(Stored data entries)
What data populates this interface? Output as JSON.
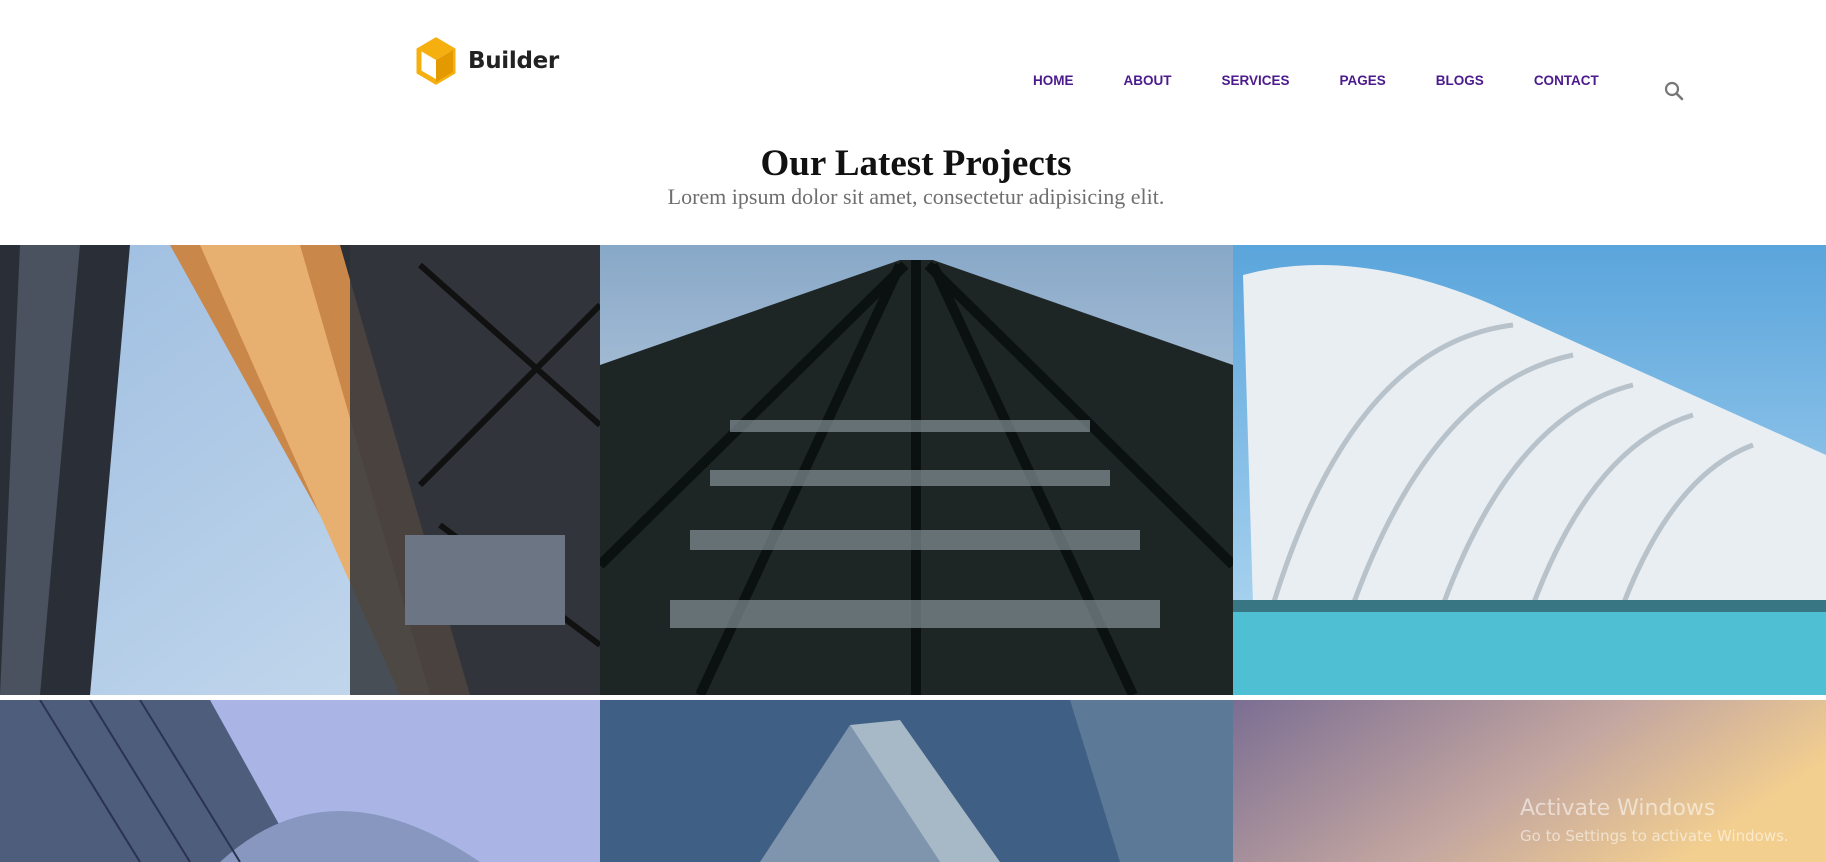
{
  "brand": {
    "name": "Builder",
    "accent": "#f5b010",
    "logo_icon": "cube-icon"
  },
  "nav": {
    "items": [
      "HOME",
      "ABOUT",
      "SERVICES",
      "PAGES",
      "BLOGS",
      "CONTACT"
    ],
    "color": "#4b1a8c"
  },
  "search": {
    "icon": "search-icon"
  },
  "section": {
    "title": "Our Latest Projects",
    "subtitle": "Lorem ipsum dolor sit amet, consectetur adipisicing elit."
  },
  "gallery": {
    "tiles": [
      "building-photo-steel-frame",
      "building-photo-black-tower",
      "building-photo-white-arches",
      "building-photo-glass-curve",
      "building-photo-glass-tower",
      "building-photo-sunset-sky"
    ]
  },
  "watermark": {
    "line1": "Activate Windows",
    "line2": "Go to Settings to activate Windows."
  }
}
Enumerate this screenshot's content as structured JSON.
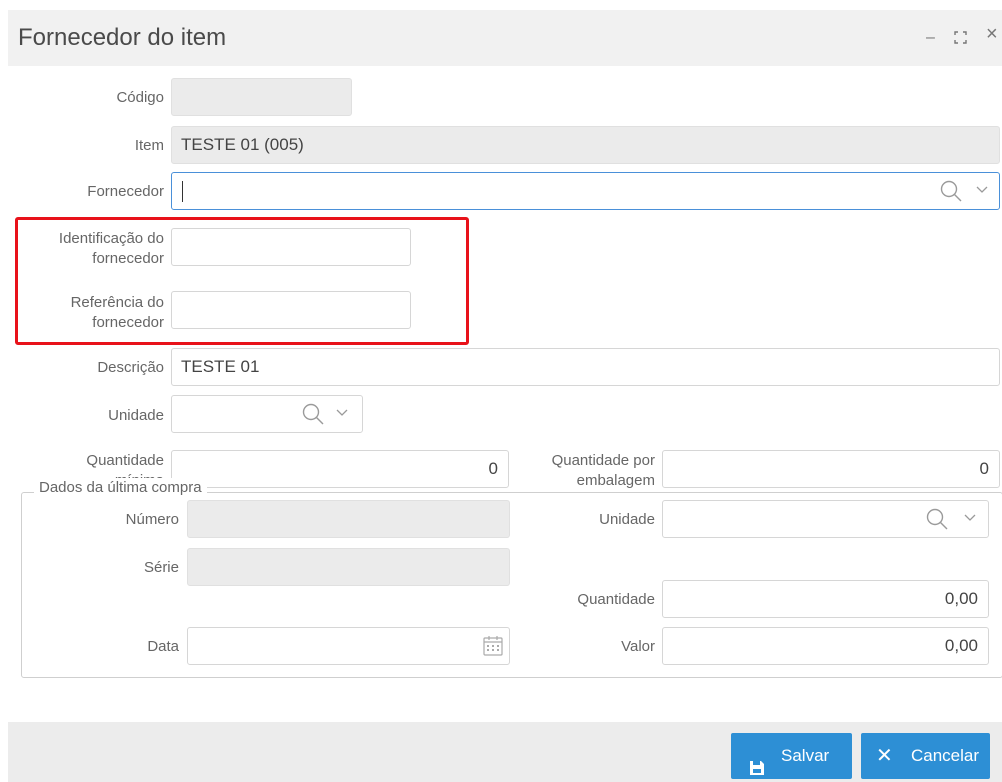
{
  "dialog": {
    "title": "Fornecedor do item",
    "window_controls": {
      "minimize": "–",
      "maximize": "⛶",
      "close": "×"
    }
  },
  "form": {
    "codigo": {
      "label": "Código",
      "value": ""
    },
    "item": {
      "label": "Item",
      "value": "TESTE 01 (005)"
    },
    "fornecedor": {
      "label": "Fornecedor",
      "value": ""
    },
    "identificacao": {
      "label_line1": "Identificação do",
      "label_line2": "fornecedor",
      "value": ""
    },
    "referencia": {
      "label_line1": "Referência do",
      "label_line2": "fornecedor",
      "value": ""
    },
    "descricao": {
      "label": "Descrição",
      "value": "TESTE 01"
    },
    "unidade": {
      "label": "Unidade",
      "value": ""
    },
    "quantidade_minima": {
      "label_line1": "Quantidade",
      "label_line2": "mínima",
      "value": "0"
    },
    "quantidade_embalagem": {
      "label_line1": "Quantidade por",
      "label_line2": "embalagem",
      "value": "0"
    }
  },
  "ultima_compra": {
    "legend": "Dados da última compra",
    "numero": {
      "label": "Número",
      "value": ""
    },
    "serie": {
      "label": "Série",
      "value": ""
    },
    "data": {
      "label": "Data",
      "value": ""
    },
    "unidade": {
      "label": "Unidade",
      "value": ""
    },
    "quantidade": {
      "label": "Quantidade",
      "value": "0,00"
    },
    "valor": {
      "label": "Valor",
      "value": "0,00"
    }
  },
  "footer": {
    "save_label": "Salvar",
    "cancel_label": "Cancelar"
  },
  "colors": {
    "accent": "#2d8fd5",
    "highlight": "#e8121a",
    "readonly_bg": "#ebebeb"
  }
}
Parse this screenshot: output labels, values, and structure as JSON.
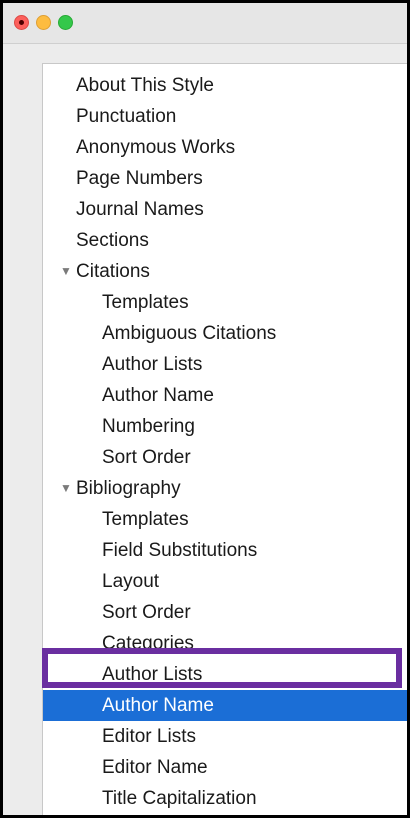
{
  "window": {
    "controls": [
      "close",
      "minimize",
      "zoom"
    ]
  },
  "sidebar": {
    "items": [
      {
        "label": "About This Style",
        "level": 1
      },
      {
        "label": "Punctuation",
        "level": 1
      },
      {
        "label": "Anonymous Works",
        "level": 1
      },
      {
        "label": "Page Numbers",
        "level": 1
      },
      {
        "label": "Journal Names",
        "level": 1
      },
      {
        "label": "Sections",
        "level": 1
      },
      {
        "label": "Citations",
        "level": 0,
        "expanded": true
      },
      {
        "label": "Templates",
        "level": 2
      },
      {
        "label": "Ambiguous Citations",
        "level": 2
      },
      {
        "label": "Author Lists",
        "level": 2
      },
      {
        "label": "Author Name",
        "level": 2
      },
      {
        "label": "Numbering",
        "level": 2
      },
      {
        "label": "Sort Order",
        "level": 2
      },
      {
        "label": "Bibliography",
        "level": 0,
        "expanded": true
      },
      {
        "label": "Templates",
        "level": 2
      },
      {
        "label": "Field Substitutions",
        "level": 2
      },
      {
        "label": "Layout",
        "level": 2
      },
      {
        "label": "Sort Order",
        "level": 2
      },
      {
        "label": "Categories",
        "level": 2
      },
      {
        "label": "Author Lists",
        "level": 2,
        "highlighted": true
      },
      {
        "label": "Author Name",
        "level": 2,
        "selected": true
      },
      {
        "label": "Editor Lists",
        "level": 2
      },
      {
        "label": "Editor Name",
        "level": 2
      },
      {
        "label": "Title Capitalization",
        "level": 2
      }
    ]
  },
  "colors": {
    "selection": "#1b6ed6",
    "highlight_border": "#6a2ea0"
  }
}
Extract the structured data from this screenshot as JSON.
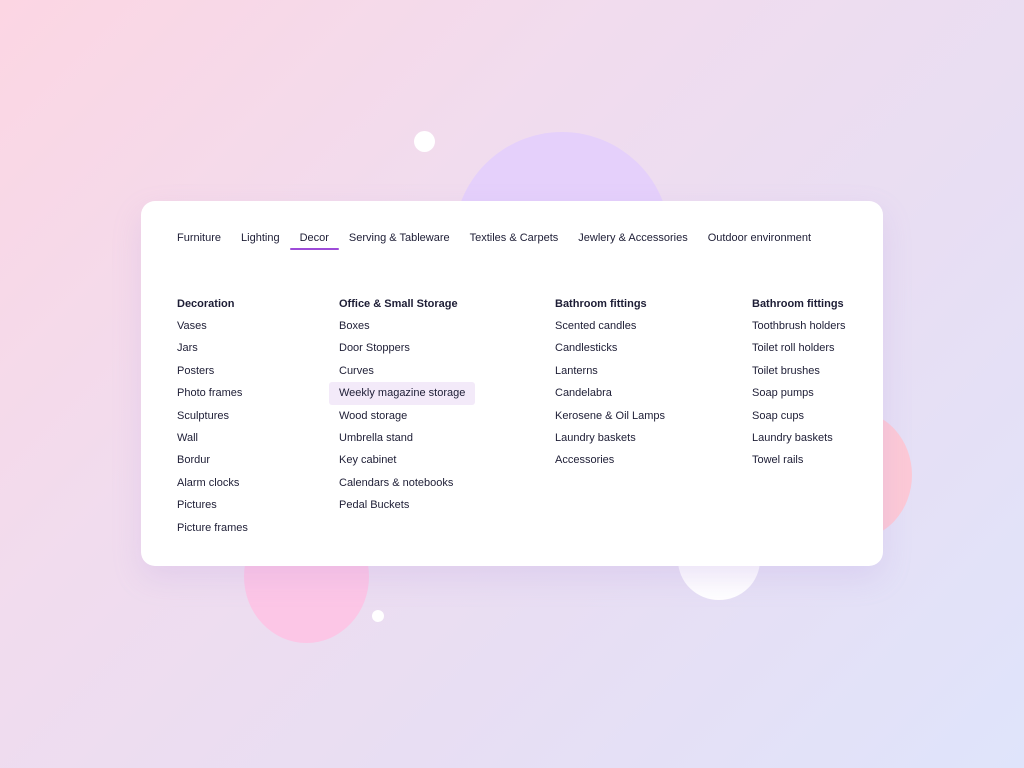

● **Task details**
Scan the listing above for the word "Citations" and copy every line that holds it.

● **Reply to the task**
        "label": "Citations",
        "label": "Ambiguous Citations",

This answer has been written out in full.